*EXERCISE DETAILS*
In the entries below, find every line with "JSON" and copy it.
============
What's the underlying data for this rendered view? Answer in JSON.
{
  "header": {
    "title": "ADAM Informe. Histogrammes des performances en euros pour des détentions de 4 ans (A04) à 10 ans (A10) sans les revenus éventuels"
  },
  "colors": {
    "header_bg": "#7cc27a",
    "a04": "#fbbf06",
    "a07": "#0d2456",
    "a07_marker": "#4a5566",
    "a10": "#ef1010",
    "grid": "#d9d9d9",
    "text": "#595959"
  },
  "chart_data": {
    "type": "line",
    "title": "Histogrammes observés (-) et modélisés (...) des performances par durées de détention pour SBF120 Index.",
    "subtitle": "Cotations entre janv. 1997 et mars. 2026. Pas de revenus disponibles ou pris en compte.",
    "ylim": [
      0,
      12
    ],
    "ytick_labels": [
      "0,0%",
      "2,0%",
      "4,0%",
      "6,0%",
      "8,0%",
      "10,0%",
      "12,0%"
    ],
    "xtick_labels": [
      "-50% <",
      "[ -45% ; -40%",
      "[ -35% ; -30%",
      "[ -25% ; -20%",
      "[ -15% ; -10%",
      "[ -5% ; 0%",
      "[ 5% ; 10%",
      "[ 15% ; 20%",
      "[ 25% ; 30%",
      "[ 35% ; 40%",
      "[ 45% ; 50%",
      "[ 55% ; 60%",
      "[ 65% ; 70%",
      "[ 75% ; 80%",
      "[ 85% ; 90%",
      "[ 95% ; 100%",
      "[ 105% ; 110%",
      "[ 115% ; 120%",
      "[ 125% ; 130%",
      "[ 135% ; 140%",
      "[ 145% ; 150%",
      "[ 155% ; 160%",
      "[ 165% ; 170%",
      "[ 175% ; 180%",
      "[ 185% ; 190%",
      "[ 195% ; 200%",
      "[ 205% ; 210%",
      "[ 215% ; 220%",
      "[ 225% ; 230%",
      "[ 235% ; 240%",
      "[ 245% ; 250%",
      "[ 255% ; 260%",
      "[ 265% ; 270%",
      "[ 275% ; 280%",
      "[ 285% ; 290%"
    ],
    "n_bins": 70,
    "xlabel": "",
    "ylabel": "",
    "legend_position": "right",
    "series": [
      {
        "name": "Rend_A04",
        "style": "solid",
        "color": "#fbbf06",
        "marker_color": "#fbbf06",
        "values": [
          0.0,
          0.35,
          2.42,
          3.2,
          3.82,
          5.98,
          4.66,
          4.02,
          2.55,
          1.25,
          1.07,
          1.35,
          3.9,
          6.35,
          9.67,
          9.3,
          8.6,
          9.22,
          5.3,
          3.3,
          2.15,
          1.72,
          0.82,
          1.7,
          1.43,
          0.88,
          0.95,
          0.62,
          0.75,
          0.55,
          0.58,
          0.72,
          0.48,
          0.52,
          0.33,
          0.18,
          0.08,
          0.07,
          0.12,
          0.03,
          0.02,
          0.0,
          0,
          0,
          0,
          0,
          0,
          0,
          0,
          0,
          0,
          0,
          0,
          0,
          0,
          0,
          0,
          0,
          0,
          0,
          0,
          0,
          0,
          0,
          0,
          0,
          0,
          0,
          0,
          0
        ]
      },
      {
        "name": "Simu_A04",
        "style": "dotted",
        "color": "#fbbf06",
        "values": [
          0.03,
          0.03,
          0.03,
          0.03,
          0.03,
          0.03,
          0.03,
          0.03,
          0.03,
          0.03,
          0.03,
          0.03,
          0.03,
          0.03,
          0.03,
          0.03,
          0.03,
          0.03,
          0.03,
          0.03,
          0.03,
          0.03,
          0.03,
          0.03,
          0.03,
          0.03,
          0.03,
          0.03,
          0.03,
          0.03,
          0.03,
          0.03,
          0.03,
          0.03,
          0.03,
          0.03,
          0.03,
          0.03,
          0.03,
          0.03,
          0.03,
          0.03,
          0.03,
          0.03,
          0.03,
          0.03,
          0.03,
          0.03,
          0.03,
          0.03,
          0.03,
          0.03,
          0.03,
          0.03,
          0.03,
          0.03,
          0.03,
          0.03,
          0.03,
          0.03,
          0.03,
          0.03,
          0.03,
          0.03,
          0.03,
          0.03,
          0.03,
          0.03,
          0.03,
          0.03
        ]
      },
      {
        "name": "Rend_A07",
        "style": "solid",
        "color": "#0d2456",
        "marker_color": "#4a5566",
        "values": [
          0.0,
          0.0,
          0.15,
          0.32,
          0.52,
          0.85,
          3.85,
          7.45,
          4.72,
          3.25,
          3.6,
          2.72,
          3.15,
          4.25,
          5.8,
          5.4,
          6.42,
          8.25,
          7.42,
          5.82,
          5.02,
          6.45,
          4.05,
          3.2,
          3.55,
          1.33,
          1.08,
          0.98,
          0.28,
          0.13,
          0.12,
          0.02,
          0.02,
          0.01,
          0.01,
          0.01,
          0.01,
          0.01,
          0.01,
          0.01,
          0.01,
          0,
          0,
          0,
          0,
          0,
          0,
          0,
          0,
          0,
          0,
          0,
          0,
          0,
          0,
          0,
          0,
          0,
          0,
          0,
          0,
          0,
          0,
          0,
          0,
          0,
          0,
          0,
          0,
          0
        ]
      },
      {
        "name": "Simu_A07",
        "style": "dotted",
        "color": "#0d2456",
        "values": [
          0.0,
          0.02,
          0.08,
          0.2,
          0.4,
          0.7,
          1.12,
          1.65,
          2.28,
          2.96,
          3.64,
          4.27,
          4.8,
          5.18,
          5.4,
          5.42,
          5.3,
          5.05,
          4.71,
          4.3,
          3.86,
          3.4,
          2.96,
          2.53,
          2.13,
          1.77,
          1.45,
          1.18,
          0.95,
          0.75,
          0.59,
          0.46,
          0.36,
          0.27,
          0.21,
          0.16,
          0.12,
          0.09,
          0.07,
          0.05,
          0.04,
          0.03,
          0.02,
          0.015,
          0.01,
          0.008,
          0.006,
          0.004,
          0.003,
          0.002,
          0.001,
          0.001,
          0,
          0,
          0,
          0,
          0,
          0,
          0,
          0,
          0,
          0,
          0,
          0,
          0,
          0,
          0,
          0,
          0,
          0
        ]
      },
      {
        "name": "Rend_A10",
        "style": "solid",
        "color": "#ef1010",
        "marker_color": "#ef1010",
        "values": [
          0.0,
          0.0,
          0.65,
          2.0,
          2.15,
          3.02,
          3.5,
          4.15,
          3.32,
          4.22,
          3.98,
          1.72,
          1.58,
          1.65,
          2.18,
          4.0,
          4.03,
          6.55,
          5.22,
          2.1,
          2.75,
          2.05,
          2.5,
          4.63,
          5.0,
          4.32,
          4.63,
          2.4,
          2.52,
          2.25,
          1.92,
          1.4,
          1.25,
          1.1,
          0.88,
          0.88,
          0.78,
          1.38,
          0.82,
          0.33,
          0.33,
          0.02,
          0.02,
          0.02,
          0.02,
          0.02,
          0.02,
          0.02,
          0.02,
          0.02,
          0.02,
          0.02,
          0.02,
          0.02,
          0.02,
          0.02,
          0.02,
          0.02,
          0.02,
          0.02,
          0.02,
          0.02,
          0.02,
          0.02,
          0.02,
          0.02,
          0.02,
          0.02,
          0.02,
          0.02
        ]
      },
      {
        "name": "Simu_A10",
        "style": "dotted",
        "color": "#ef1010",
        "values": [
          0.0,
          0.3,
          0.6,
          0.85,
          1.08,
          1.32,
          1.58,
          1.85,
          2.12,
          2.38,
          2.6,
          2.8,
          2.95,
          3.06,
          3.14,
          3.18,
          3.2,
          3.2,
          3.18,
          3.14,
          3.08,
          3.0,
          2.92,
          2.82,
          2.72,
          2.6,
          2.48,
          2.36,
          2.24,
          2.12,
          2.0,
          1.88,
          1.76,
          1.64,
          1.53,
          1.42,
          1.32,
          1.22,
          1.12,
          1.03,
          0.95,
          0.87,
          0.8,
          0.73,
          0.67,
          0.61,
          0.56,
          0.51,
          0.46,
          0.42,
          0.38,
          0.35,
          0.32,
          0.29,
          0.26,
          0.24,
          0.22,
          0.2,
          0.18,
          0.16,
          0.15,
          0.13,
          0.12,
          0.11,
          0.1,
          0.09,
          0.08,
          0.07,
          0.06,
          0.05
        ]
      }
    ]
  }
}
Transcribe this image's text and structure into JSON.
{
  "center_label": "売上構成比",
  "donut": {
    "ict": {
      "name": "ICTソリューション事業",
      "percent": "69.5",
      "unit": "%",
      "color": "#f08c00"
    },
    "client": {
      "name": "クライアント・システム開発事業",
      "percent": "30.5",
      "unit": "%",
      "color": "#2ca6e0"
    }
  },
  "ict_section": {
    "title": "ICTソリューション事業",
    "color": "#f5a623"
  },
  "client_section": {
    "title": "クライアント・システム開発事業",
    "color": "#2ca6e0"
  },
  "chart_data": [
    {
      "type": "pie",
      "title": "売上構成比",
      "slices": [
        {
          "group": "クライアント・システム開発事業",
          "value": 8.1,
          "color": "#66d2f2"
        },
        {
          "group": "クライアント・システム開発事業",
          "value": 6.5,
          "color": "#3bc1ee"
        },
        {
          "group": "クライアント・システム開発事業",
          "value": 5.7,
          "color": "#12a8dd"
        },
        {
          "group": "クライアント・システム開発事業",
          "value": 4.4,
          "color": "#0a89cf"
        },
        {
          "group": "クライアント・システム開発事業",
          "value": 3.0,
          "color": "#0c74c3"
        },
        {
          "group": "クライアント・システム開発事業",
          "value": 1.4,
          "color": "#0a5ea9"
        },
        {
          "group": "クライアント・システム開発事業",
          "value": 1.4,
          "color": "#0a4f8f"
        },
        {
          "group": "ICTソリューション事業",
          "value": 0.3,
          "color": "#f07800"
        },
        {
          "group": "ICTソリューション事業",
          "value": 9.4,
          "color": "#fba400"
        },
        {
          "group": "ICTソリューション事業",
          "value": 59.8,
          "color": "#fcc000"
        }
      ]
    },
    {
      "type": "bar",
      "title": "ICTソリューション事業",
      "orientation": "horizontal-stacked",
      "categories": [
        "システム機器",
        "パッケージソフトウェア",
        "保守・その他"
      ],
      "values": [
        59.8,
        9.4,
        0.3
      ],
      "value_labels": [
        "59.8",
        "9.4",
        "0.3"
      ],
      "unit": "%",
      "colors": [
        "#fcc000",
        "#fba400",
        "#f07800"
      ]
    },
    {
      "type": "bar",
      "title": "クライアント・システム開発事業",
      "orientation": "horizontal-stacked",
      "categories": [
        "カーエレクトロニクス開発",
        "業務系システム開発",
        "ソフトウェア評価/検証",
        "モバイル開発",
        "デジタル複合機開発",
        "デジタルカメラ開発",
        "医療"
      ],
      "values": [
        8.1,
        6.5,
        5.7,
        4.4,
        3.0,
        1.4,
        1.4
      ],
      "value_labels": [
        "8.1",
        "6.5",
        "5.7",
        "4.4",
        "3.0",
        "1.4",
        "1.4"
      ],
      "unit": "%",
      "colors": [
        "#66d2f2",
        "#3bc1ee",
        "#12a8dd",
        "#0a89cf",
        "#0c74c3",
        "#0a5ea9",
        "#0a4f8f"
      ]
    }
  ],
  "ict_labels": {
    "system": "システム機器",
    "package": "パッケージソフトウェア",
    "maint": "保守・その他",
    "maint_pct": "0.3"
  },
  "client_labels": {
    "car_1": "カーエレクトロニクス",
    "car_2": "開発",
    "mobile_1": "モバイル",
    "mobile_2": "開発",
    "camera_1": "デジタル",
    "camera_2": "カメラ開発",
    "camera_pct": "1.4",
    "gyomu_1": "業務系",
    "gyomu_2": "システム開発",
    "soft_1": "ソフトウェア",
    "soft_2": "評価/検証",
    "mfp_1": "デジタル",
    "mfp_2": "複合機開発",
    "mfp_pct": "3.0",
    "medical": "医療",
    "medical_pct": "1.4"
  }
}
============
*SOLVED EXERCISE*
What's the underlying data for this rendered view? Answer in JSON.
Transcribe this image's text and structure into JSON.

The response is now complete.